Отрывок документа —

──────────────────────────────

Ленинская оценка Нечаева как титана революции вполне могла служить охранной грамотой для ивановцев, возвеличивающих своего земляка до звания «величайшего революционера». Но здесь обнаруживается одна неувязка. Ивановцы пытались, «очеловечить» Нечаева, снять с него ореол кровожадности. Ленин же, защищая Нечаева от Достоевского, не только не снимал этого ореола, но усиливал его, восхищаясь, как «просто до гениальности» решал «титан революции» вопрос об уничтожении Дома Романовых. В сущности, за этим стояло признание правоты Достоевского, подчеркивающего в своем романе бесовскую суть нечаевщины. Власть не могла хотя бы интуитивно не чувствовать этого, а потому ленинское высказывание из воспоминаний Бонч-Бруевича цитировалось нечасто и воспринималось как некая периферия идейного наследия вождя революции. Улица Нечаева в провинциальном Иванове (единственная в России) вполне соответствовала такому политическому раскладу. Логика здесь, вероятно, была такая. Пусть (на всякий случай!) среди многочисленных улиц города Первого Совета, носящих большевистские имена, будет и улица Нечаева. Советский обыватель вряд ли станет докапываться, в чем отличие одного революционера от сотни других, и тем более сопоставлять Нечаева с Петром Верховенским из запрещенных «Бесов». Таким образом, эта ивановская улица становилась тайным признанием родства новой власти с нечаевщиной, одобряемой Лениным.

В канун пятидесятилетия Октября улицу Нечаева переименовали в улицу Варенцовой в честь зачинательницы социал-демократического движения в ивановском крае, славной большевички, чей памятник и по сей день возвышается на одной из площадей Иванова. Нечаевский дом с мемориальной доской был разрушен. Никакого объяснения на этот счет сделано не было. Можно только догадываться, что побудило местные власти пойти на столь решительный шаг. Дело, видимо, заключалось в следующем. Начиная с «оттепельного» времени (середина 1950-х годов) либеральная часть советского общества все настойчивей ищет нравственное оправдание революции, и с этим не могли не считаться даже самые отъявленные консерваторы-сталинисты. Сама жизнеспособность тогдашнего советского государства во многом зависела от демонстрации его гуманистического потенциала. Следовало доказать всему миру: оставаясь верным основным положениям марксизма-ленинизма, советское общество освобождается от крайних представлений о революционном развитии. Цель не всегда оправдывает средства. В разряд крайностей заносится и нечаевщина, которую наконец-то признали за опасную реальность. Изменяется отношение к «Бесам» Достоевского. Этот роман перестает зачисляться в разряд антиреволюционных произведений. Было признано, что здесь отражены реальные явления, связанные с проникновением в революционную среду, в целом представленную честными и самоотверженными людьми, таких типов, как Петры Верховенские и Шигалевы, «скрывавшие под маской ультралевых, мнимо революционных фраз свое истинное лицо честолюбивых и нечистоплотных представителей деклассированной мелкобуржуазной богемы» [79] . Кстати сказать, на этой волне отрицания безнравственного элемента

в революционном движении возникает интересная романистика. Здесь можно вспомнить «Глухую пору листопада» Ю. Давыдова, «Лунина» Н. Эйдельмана, «Нетерпение» Ю. Трифонова и др.

──────────────────────────────

Извлечённые записи —
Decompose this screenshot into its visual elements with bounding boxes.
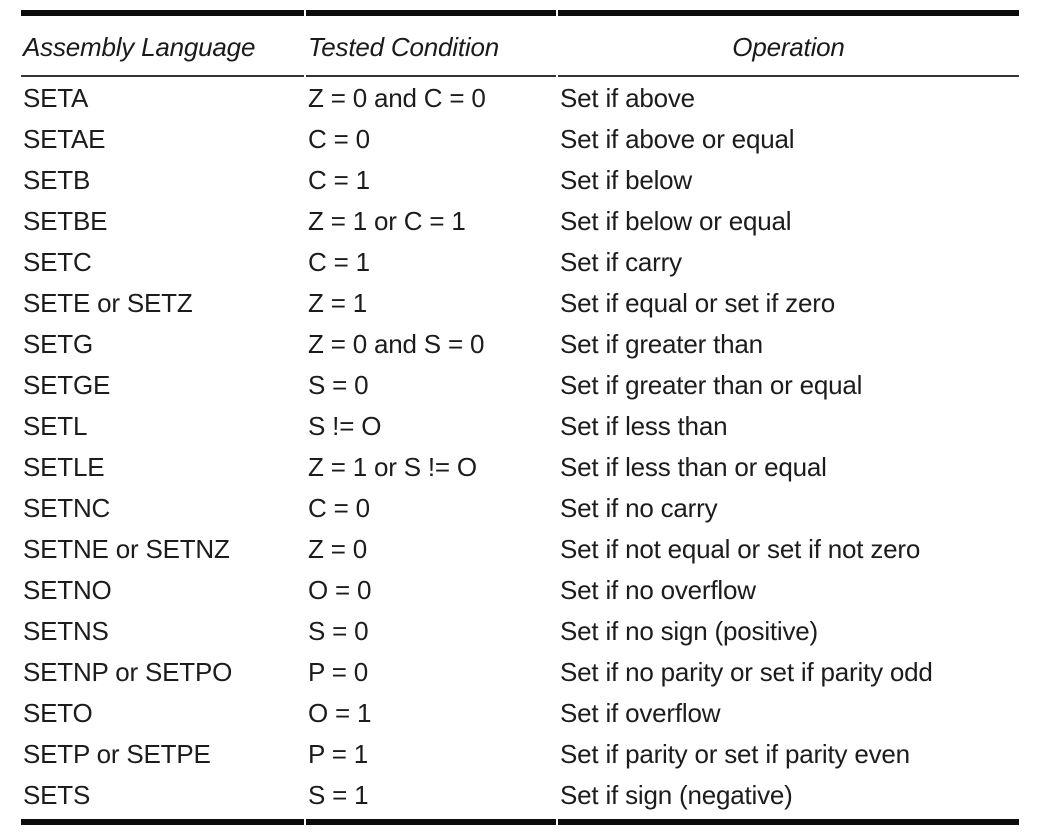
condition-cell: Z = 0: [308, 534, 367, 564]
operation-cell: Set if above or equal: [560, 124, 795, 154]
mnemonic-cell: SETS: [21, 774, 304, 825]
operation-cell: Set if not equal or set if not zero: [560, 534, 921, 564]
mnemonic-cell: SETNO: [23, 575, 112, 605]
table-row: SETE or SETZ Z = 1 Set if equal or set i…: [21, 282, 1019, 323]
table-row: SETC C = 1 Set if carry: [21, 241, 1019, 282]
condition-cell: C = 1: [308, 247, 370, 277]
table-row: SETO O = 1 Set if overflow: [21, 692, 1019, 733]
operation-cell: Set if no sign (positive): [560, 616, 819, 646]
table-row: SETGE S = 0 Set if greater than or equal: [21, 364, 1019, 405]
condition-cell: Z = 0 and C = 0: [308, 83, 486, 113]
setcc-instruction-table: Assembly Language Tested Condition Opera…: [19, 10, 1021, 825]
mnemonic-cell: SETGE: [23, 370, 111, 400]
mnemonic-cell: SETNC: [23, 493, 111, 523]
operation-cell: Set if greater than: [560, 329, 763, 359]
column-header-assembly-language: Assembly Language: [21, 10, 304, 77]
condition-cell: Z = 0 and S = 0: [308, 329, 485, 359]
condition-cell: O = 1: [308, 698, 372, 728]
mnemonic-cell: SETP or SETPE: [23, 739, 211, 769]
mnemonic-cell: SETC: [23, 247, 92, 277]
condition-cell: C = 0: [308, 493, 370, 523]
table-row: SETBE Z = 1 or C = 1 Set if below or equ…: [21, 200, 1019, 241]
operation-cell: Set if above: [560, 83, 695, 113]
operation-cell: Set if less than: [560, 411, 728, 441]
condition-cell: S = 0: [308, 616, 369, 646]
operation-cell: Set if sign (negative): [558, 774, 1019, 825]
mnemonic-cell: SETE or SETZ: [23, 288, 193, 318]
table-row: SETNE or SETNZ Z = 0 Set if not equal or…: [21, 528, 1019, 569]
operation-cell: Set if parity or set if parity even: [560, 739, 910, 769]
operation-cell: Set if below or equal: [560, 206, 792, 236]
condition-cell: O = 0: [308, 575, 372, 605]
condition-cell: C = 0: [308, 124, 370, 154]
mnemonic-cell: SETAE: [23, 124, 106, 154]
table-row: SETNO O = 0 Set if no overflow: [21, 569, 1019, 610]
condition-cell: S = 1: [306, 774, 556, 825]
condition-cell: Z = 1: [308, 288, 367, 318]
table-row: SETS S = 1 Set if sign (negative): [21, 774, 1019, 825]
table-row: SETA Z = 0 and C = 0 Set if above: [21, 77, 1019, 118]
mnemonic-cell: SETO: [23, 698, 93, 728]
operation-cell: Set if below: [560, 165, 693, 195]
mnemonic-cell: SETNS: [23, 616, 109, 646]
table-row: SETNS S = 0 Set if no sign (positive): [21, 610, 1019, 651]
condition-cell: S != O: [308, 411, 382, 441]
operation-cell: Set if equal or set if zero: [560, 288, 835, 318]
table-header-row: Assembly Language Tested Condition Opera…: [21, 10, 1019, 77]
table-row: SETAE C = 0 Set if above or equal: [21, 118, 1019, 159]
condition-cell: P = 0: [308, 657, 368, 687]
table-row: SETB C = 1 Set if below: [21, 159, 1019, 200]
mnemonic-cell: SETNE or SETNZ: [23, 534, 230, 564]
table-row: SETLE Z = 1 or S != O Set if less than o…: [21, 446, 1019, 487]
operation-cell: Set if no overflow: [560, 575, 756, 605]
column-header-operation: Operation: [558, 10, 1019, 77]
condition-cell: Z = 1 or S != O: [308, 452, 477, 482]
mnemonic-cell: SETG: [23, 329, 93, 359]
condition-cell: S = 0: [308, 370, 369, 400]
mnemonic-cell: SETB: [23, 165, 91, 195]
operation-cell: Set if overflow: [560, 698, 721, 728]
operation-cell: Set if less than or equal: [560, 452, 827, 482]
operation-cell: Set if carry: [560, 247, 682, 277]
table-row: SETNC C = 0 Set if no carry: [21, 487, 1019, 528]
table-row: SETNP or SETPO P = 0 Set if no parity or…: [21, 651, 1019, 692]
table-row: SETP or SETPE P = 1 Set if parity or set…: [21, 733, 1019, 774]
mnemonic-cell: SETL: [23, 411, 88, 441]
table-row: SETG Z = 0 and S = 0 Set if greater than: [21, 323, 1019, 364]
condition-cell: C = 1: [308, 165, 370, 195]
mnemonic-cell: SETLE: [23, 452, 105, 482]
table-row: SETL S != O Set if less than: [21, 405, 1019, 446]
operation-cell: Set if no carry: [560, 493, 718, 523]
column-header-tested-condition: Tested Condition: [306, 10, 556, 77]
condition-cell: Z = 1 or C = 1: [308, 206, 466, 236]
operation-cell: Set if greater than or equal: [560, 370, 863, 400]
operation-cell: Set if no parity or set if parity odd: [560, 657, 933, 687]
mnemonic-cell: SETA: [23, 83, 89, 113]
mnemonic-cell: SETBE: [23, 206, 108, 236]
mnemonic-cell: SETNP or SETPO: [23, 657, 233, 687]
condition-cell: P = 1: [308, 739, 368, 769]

──────────────────────────────

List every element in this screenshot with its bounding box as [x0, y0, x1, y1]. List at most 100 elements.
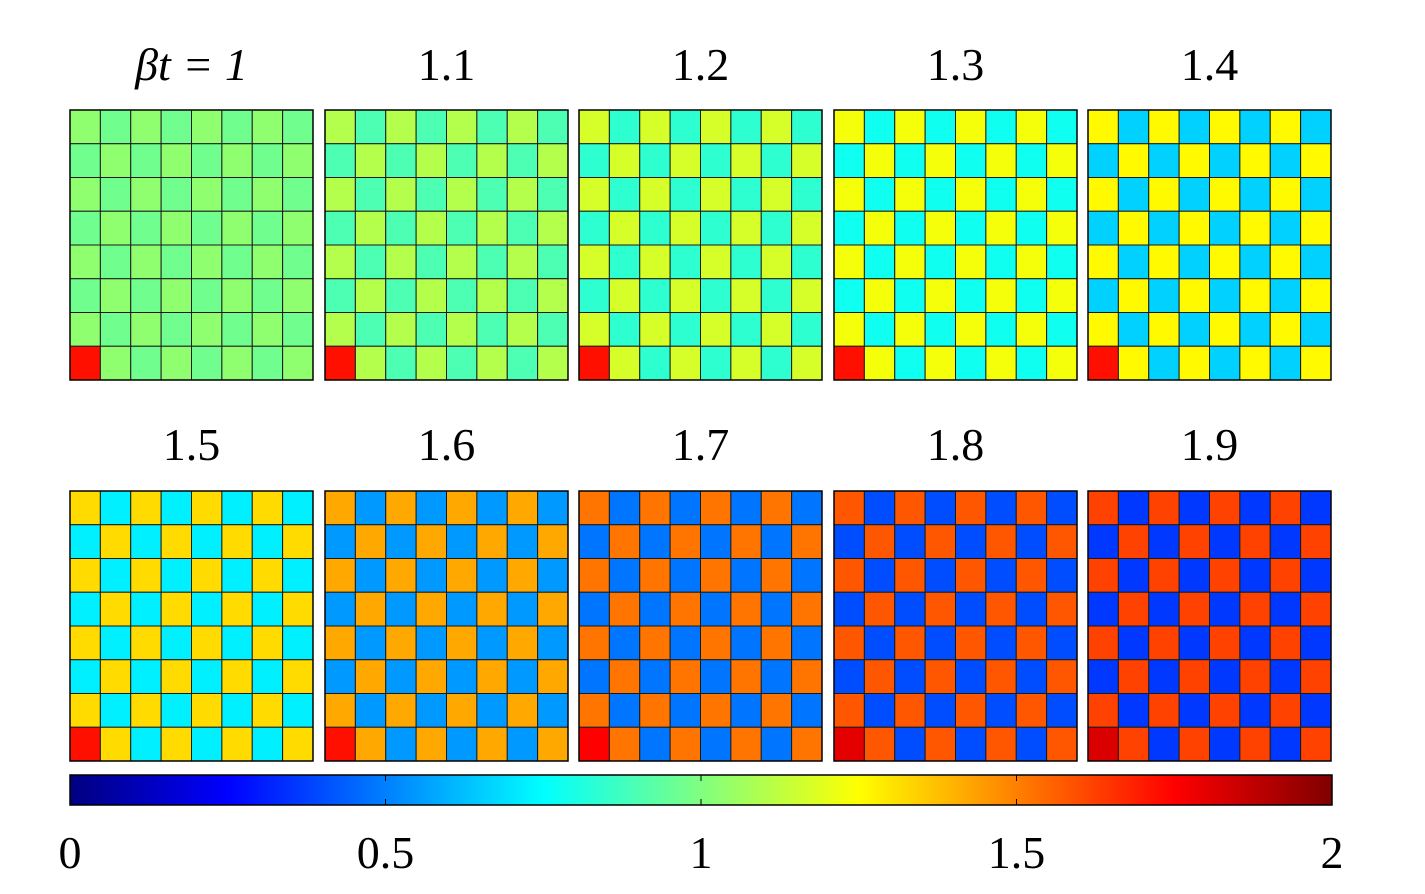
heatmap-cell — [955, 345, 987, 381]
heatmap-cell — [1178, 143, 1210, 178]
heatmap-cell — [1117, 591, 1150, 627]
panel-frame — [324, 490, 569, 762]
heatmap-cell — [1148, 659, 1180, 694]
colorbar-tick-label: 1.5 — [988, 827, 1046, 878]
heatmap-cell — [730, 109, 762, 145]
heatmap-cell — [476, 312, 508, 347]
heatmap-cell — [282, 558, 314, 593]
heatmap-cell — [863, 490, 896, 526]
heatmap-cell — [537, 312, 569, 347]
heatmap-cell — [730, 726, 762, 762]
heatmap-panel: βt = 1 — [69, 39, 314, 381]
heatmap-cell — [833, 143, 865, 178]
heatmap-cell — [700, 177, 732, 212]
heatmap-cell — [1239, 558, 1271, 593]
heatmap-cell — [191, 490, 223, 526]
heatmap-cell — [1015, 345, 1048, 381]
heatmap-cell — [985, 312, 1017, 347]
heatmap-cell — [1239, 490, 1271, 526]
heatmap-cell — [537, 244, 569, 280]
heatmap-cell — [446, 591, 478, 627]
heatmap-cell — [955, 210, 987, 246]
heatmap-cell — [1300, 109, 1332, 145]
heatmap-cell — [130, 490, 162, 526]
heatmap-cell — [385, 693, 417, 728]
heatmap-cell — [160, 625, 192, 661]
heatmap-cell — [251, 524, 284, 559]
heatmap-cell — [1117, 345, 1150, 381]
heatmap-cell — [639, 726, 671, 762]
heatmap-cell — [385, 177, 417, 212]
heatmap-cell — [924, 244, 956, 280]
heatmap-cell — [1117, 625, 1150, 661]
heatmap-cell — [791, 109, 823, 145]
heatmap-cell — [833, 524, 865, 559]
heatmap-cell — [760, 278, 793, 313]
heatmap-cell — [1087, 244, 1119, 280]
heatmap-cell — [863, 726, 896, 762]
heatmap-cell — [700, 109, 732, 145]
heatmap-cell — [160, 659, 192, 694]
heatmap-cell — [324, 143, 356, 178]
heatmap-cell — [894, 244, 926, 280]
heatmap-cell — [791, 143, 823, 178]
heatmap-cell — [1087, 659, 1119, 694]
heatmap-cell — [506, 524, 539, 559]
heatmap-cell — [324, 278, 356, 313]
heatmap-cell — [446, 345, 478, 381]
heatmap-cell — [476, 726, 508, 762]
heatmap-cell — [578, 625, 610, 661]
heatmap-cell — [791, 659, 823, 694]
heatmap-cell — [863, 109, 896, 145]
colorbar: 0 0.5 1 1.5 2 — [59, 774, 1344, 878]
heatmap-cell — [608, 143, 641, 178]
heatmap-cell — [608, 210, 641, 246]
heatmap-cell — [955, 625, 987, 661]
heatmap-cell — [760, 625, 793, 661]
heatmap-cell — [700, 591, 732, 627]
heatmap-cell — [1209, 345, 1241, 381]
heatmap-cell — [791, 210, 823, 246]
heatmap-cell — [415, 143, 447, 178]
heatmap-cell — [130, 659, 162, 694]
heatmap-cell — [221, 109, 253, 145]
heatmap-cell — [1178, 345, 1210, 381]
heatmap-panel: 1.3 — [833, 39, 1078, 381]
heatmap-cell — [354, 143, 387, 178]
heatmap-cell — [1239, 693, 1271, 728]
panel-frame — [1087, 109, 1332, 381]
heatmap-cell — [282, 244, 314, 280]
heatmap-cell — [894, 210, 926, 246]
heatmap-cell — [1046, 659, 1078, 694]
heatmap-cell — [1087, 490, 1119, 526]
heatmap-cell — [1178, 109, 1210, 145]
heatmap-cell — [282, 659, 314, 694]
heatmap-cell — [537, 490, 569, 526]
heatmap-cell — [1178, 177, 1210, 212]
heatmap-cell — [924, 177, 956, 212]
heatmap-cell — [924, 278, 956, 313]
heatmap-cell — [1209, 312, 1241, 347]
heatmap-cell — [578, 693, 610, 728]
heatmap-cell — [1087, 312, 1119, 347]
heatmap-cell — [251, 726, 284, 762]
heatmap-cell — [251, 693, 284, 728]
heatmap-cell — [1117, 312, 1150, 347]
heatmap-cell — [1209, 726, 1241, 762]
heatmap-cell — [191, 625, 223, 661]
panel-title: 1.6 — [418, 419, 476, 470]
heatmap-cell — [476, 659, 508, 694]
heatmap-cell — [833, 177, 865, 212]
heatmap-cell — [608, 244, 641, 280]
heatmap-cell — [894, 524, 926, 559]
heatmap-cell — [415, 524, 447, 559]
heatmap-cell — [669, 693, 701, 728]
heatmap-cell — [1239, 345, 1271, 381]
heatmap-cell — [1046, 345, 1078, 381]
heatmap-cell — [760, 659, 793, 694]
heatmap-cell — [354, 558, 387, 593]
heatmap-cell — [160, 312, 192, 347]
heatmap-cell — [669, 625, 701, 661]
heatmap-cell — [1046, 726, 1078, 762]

──────────────────────────────

Выполните задания —
1. Перепишите слово в слово часть отрывка о Нечаеве, которая начинается со слов «в революционном движении» и заканчивается словами «Ю. Трифонова и др.».
2. Продолжите отрывок о Нечаеве и ивановской улице его имени, начав сразу после последнего предложения.
Записи никак не связаны с отрывком о Нечаеве.

Ответы —
1.
в революционном движении возникает интересная романистика. Здесь можно вспомнить «Глухую пору листопада» Ю. Давыдова, «Лунина» Н. Эйдельмана, «Нетерпение» Ю. Трифонова и др.

2.
79

Фридлендер Г. М. Ф. М. Достоевский // История литературы: В 4 томах. Л., 1982. Т. 3. С. 737.

Местные власти, втихую ликвидировав улицу Нечаева, рассчитывали на то, что утраты никто не заметит. Но при этом явно недооценивался эффект «запретного плода». Интерес к Нечаеву после переименования улицы не только не исчез, но, напротив, подтолкнул думающую часть ивановцев к весьма оригинальной идее. Помню, как в узком вузовском кругу (дело было в начале восьмидесятых годов) было высказано предложение открыть в Иванове в дополнение к музею Первого Совета рабочих депутатов «черный музей революции», связанный с жизнью и деятельностью Нечаева. «Как жаль, — воскликнул один из присутствующих, — что поспешили разрушить дом, где жил Нечаев! Вот идеальное место для такого „черного музея“!» Впрочем, утопичность такого рода проектов тогда сознавалась довольно остро, а потому широкой огласке идея «черного музея революции» не предавалась.

Казалось бы, эта идея должна бы была получить свое развитие в эпоху перестройки и гласности, когда уже ничто не мешало историкам, литераторам, краеведам развернуть нечаевскую тему в сторону борьбы с тоталитаризмом, сталинщиной, откровенно признав, что Иваново — родина Первого Совета — так или иначе содействовало появлению такой зловещей фигуры, какой виделся Нечаев передовой общественности. Но здесь случилось неожиданное. Вдруг оказалось, что именно ивановский дискурс в раскрытии нечаевской судьбы делает эту фигуру куда более сложной и трагической, чем это представлялось раньше. Доказательство этому — появление трех книг: «Соломенная сторожка» Ю. Давыдова (1986), «Без креста» В. Сердюка (1996), «Нечаев» Ф. Лурье (2001). Каждое из этих сочинений отталкивается от ивановской родословной Нечаева (вот где пригодились публикации 1920-х годов!), и теперь нам предоставляется хорошая возможность, опираясь на названные произведения, подключая к ним другие историко-литературные, краеведческие материалы, увидеть формирующиеся на наших глазах новые очертания мифа о знаменитом ивановце. Причем в данном случае равнодействующими началами становятся не только сам Нечаев, но и мифологический образ села/города, где он родился и сформировался как личность.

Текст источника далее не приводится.